Brief =>
Reproduce the rows word for word, starting at the first row and ending at the row that contains "y-tick-label: 6 500 <box>6 243 36 257</box>", with both of those rows included.

Items =>
*-*-*

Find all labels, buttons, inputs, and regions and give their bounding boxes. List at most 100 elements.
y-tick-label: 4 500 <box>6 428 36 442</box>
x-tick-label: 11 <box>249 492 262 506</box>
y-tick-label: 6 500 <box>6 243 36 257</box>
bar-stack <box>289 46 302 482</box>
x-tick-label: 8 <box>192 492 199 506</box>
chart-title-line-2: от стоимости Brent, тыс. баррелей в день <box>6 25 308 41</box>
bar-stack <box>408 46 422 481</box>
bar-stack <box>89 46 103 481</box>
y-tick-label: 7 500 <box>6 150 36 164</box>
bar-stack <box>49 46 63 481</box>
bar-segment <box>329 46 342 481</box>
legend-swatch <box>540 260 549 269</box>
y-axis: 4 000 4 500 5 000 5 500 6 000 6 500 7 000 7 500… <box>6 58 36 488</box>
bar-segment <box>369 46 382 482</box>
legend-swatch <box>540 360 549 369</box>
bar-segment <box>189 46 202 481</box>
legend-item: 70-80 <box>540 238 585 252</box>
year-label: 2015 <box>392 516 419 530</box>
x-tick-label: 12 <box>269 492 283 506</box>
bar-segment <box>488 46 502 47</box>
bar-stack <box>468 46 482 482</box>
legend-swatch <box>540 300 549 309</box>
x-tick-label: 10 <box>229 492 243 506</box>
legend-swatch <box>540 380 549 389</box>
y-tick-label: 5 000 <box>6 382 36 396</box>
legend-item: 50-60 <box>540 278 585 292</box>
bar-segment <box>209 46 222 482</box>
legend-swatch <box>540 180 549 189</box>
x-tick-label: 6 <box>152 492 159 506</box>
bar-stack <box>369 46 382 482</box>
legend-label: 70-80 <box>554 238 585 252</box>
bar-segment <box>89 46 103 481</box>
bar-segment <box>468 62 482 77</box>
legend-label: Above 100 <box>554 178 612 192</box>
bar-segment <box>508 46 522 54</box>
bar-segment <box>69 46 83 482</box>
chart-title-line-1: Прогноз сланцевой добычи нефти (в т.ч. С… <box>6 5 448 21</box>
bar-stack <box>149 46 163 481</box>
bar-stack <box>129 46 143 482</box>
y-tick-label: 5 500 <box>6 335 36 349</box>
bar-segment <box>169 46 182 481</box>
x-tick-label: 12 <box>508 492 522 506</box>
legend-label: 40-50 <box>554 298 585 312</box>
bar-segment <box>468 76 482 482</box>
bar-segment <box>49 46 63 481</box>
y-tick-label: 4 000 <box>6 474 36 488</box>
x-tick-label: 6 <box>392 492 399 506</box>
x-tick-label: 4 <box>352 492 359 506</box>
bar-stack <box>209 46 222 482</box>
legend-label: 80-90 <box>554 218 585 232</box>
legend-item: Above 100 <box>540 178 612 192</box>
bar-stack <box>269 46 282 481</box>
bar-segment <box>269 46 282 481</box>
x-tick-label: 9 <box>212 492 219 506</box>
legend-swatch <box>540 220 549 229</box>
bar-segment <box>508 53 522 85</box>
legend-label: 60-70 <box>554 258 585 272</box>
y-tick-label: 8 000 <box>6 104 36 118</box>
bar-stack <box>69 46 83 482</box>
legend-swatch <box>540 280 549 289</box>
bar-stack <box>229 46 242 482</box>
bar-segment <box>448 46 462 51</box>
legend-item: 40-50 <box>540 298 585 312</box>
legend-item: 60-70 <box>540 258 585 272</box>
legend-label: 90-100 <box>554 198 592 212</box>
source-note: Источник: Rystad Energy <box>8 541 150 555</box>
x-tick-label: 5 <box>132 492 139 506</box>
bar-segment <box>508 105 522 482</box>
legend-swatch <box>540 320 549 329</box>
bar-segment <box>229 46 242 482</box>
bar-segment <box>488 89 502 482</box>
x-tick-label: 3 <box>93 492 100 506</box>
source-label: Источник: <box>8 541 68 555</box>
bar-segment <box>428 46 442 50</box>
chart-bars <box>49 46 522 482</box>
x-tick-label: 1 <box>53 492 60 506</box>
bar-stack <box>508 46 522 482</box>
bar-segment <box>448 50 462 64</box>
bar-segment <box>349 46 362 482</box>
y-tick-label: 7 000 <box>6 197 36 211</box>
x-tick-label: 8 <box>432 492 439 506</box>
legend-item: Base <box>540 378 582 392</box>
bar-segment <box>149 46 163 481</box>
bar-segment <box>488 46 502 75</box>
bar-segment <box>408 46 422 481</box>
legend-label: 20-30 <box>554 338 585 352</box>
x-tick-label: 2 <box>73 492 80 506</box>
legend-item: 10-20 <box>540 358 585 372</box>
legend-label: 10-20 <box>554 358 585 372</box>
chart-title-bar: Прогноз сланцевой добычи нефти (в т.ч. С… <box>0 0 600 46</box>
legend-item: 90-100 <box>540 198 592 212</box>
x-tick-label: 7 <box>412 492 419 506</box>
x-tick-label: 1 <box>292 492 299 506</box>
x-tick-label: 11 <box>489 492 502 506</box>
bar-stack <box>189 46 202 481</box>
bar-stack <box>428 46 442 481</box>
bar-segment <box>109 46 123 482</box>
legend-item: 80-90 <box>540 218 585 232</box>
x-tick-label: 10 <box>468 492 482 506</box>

*-*-*

Answer for this exercise =>
Find all labels, buttons, inputs, and regions and give their bounding boxes. List at most 100 elements.
y-tick-label: 4 500 <box>6 428 36 442</box>
x-tick-label: 11 <box>249 492 262 506</box>
y-tick-label: 6 500 <box>6 243 36 257</box>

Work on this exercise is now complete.